§ **Do this**
The data below must be copied in full and without any change.

(Part of a data file)
*-*-*

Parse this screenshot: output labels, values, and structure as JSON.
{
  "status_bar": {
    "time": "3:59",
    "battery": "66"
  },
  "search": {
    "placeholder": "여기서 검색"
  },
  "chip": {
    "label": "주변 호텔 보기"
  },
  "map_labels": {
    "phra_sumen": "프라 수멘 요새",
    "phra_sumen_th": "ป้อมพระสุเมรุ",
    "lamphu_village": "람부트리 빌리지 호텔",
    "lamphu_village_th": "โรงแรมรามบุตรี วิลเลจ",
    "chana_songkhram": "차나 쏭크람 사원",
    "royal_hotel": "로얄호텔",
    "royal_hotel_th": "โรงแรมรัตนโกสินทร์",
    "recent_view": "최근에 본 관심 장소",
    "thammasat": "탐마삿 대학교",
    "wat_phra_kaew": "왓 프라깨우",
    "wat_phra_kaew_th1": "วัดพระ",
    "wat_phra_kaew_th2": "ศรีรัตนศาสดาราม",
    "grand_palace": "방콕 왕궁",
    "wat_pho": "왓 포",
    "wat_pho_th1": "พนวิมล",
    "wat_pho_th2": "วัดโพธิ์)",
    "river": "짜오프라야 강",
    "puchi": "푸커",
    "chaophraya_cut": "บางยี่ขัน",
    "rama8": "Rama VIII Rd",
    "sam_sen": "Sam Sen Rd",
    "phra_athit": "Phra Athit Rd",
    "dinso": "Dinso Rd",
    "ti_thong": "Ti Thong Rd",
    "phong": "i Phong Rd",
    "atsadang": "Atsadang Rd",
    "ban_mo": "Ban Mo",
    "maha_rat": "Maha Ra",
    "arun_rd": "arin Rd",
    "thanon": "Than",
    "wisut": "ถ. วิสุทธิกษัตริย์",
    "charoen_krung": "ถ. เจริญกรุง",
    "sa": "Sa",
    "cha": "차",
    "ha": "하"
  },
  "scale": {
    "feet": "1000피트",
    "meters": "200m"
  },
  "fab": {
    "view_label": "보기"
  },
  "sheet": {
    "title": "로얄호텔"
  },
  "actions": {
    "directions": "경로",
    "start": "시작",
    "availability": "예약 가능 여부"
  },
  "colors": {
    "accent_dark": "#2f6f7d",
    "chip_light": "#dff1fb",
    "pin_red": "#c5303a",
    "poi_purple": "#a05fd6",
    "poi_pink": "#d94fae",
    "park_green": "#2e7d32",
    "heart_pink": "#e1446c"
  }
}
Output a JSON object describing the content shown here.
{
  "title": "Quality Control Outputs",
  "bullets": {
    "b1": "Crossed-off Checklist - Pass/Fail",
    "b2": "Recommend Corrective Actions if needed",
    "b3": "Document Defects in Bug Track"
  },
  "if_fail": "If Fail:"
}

*-*-*

§ **Exercise result**
Parse this screenshot: output labels, values, and structure as JSON.
{
  "status_bar": {
    "time": "3:59",
    "battery": "66"
  },
  "search": {
    "placeholder": "여기서 검색"
  },
  "chip": {
    "label": "주변 호텔 보기"
  },
  "map_labels": {
    "phra_sumen": "프라 수멘 요새",
    "phra_sumen_th": "ป้อมพระสุเมรุ",
    "lamphu_village": "람부트리 빌리지 호텔",
    "lamphu_village_th": "โรงแรมรามบุตรี วิลเลจ",
    "chana_songkhram": "차나 쏭크람 사원",
    "royal_hotel": "로얄호텔",
    "royal_hotel_th": "โรงแรมรัตนโกสินทร์",
    "recent_view": "최근에 본 관심 장소",
    "thammasat": "탐마삿 대학교",
    "wat_phra_kaew": "왓 프라깨우",
    "wat_phra_kaew_th1": "วัดพระ",
    "wat_phra_kaew_th2": "ศรีรัตนศาสดาราม",
    "grand_palace": "방콕 왕궁",
    "wat_pho": "왓 포",
    "wat_pho_th1": "พนวิมล",
    "wat_pho_th2": "วัดโพธิ์)",
    "river": "짜오프라야 강",
    "puchi": "푸커",
    "chaophraya_cut": "บางยี่ขัน",
    "rama8": "Rama VIII Rd",
    "sam_sen": "Sam Sen Rd",
    "phra_athit": "Phra Athit Rd",
    "dinso": "Dinso Rd",
    "ti_thong": "Ti Thong Rd",
    "phong": "i Phong Rd",
    "atsadang": "Atsadang Rd",
    "ban_mo": "Ban Mo",
    "maha_rat": "Maha Ra",
    "arun_rd": "arin Rd",
    "thanon": "Than",
    "wisut": "ถ. วิสุทธิกษัตริย์",
    "charoen_krung": "ถ. เจริญกรุง",
    "sa": "Sa",
    "cha": "차",
    "ha": "하"
  },
  "scale": {
    "feet": "1000피트",
    "meters": "200m"
  },
  "fab": {
    "view_label": "보기"
  },
  "sheet": {
    "title": "로얄호텔"
  },
  "actions": {
    "directions": "경로",
    "start": "시작",
    "availability": "예약 가능 여부"
  },
  "colors": {
    "accent_dark": "#2f6f7d",
    "chip_light": "#dff1fb",
    "pin_red": "#c5303a",
    "poi_purple": "#a05fd6",
    "poi_pink": "#d94fae",
    "park_green": "#2e7d32",
    "heart_pink": "#e1446c"
  }
}
Output a JSON object describing the content shown here.
{
  "title": "Quality Control Outputs",
  "bullets": {
    "b1": "Crossed-off Checklist - Pass/Fail",
    "b2": "Recommend Corrective Actions if needed",
    "b3": "Document Defects in Bug Track"
  },
  "if_fail": "If Fail:"
}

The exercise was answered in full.